• **PROBLEM DESCRIPTION**
Write out each record below exactly as it appears, with no pictures.

_ _ _

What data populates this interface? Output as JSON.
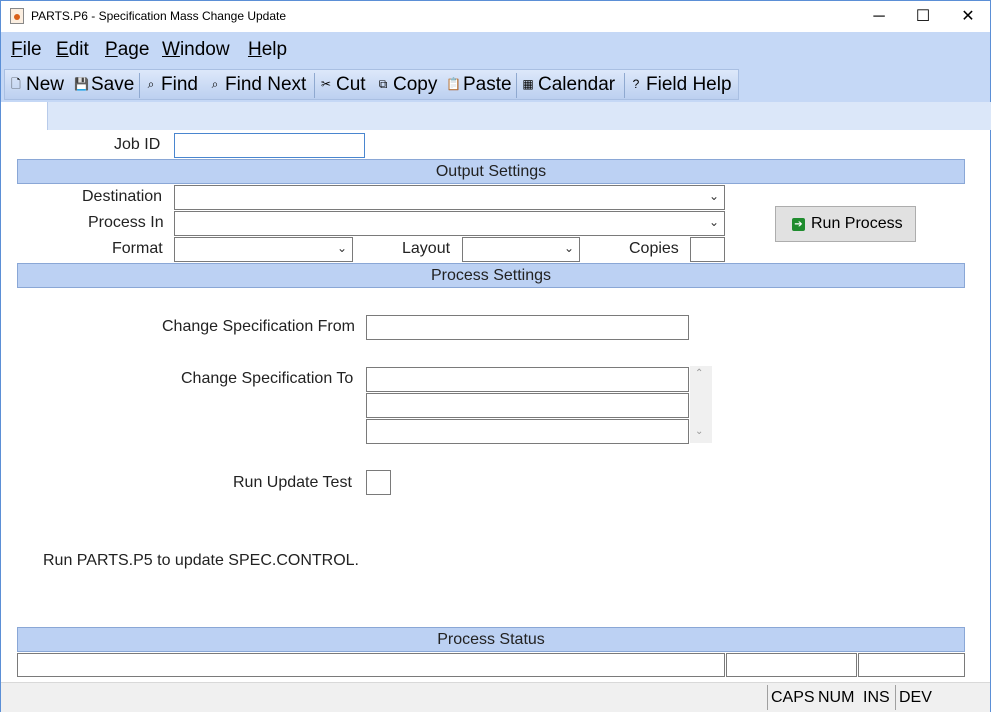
{
  "window": {
    "title": "PARTS.P6 - Specification Mass Change Update",
    "minimize": "─",
    "maximize": "☐",
    "close": "✕"
  },
  "menu": {
    "items": [
      {
        "u": "F",
        "rest": "ile"
      },
      {
        "u": "E",
        "rest": "dit"
      },
      {
        "u": "P",
        "rest": "age"
      },
      {
        "u": "W",
        "rest": "indow"
      },
      {
        "u": "H",
        "rest": "elp"
      }
    ]
  },
  "toolbar": {
    "new": "New",
    "save": "Save",
    "find": "Find",
    "find_next": "Find Next",
    "cut": "Cut",
    "copy": "Copy",
    "paste": "Paste",
    "calendar": "Calendar",
    "field_help": "Field Help"
  },
  "form": {
    "job_id_label": "Job ID",
    "job_id_value": "",
    "output_settings": "Output Settings",
    "destination_label": "Destination",
    "process_in_label": "Process In",
    "format_label": "Format",
    "layout_label": "Layout",
    "copies_label": "Copies",
    "run_process": "Run Process",
    "process_settings": "Process Settings",
    "change_from_label": "Change Specification From",
    "change_to_label": "Change Specification To",
    "run_update_test_label": "Run Update Test",
    "note": "Run PARTS.P5 to update SPEC.CONTROL.",
    "process_status": "Process Status"
  },
  "statusbar": {
    "caps": "CAPS",
    "num": "NUM",
    "ins": "INS",
    "dev": "DEV"
  }
}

_ _ _

• **RESPONSE TO THIS TASK**
What data populates this interface? Output as JSON.
{
  "window": {
    "title": "PARTS.P6 - Specification Mass Change Update",
    "minimize": "─",
    "maximize": "☐",
    "close": "✕"
  },
  "menu": {
    "items": [
      {
        "u": "F",
        "rest": "ile"
      },
      {
        "u": "E",
        "rest": "dit"
      },
      {
        "u": "P",
        "rest": "age"
      },
      {
        "u": "W",
        "rest": "indow"
      },
      {
        "u": "H",
        "rest": "elp"
      }
    ]
  },
  "toolbar": {
    "new": "New",
    "save": "Save",
    "find": "Find",
    "find_next": "Find Next",
    "cut": "Cut",
    "copy": "Copy",
    "paste": "Paste",
    "calendar": "Calendar",
    "field_help": "Field Help"
  },
  "form": {
    "job_id_label": "Job ID",
    "job_id_value": "",
    "output_settings": "Output Settings",
    "destination_label": "Destination",
    "process_in_label": "Process In",
    "format_label": "Format",
    "layout_label": "Layout",
    "copies_label": "Copies",
    "run_process": "Run Process",
    "process_settings": "Process Settings",
    "change_from_label": "Change Specification From",
    "change_to_label": "Change Specification To",
    "run_update_test_label": "Run Update Test",
    "note": "Run PARTS.P5 to update SPEC.CONTROL.",
    "process_status": "Process Status"
  },
  "statusbar": {
    "caps": "CAPS",
    "num": "NUM",
    "ins": "INS",
    "dev": "DEV"
  }
}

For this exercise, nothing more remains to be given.